**CHALLENGE**
Assemble all lines in which the string "dTTP" appears.
══ PROVIDED RECORDS ══
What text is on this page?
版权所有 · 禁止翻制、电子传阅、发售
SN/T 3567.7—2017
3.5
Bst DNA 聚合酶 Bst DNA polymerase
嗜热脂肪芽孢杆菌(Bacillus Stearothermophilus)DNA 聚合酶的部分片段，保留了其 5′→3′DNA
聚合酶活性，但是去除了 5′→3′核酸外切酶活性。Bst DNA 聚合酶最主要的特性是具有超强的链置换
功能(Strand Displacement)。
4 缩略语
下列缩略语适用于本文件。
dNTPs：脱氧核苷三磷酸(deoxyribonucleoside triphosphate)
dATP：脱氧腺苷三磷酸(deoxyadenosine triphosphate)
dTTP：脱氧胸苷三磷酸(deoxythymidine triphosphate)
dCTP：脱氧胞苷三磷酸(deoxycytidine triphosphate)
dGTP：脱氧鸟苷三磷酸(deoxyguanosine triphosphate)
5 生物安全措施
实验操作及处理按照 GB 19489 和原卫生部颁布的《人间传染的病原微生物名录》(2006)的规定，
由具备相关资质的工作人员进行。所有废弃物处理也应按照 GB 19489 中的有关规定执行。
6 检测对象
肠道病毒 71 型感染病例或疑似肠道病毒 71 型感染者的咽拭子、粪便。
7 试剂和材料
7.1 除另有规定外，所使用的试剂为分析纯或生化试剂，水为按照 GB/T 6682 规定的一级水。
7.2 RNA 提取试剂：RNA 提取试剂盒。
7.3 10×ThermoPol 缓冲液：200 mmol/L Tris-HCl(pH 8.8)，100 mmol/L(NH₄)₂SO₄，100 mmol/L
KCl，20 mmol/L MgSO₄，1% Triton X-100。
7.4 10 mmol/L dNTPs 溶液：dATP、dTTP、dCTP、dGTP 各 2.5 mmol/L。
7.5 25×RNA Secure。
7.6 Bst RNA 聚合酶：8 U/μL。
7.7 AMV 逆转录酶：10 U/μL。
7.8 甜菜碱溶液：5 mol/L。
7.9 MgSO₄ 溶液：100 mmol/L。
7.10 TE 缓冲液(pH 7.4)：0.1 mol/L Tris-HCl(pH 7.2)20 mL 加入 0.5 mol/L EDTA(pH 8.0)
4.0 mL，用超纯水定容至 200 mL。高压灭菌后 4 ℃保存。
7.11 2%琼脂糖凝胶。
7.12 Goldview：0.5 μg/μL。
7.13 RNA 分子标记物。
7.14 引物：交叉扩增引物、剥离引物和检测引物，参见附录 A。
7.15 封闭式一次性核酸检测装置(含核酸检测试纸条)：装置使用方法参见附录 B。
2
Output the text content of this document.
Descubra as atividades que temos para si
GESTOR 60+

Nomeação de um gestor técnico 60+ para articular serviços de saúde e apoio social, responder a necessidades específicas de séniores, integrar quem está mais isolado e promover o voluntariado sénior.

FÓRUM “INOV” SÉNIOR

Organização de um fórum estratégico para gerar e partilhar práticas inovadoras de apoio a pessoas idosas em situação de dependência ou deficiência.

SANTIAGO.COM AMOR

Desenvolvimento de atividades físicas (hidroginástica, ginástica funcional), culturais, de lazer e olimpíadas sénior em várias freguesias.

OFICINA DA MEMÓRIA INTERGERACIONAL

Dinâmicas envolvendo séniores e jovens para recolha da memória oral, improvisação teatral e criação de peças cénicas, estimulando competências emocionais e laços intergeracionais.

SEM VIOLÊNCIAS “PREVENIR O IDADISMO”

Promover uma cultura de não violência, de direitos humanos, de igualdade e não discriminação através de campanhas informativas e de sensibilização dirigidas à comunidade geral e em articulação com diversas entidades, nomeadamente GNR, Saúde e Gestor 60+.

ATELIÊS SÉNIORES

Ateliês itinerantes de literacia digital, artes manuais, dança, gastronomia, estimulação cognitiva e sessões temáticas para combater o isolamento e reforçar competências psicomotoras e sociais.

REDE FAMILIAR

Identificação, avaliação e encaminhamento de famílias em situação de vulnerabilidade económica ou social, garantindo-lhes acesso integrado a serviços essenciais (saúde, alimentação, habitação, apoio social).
═══
**THE RESULT**
dTTP：脱氧胸苷三磷酸(deoxythymidine triphosphate)
7.4 10 mmol/L dNTPs 溶液：dATP、dTTP、dCTP、dGTP 各 2.5 mmol/L。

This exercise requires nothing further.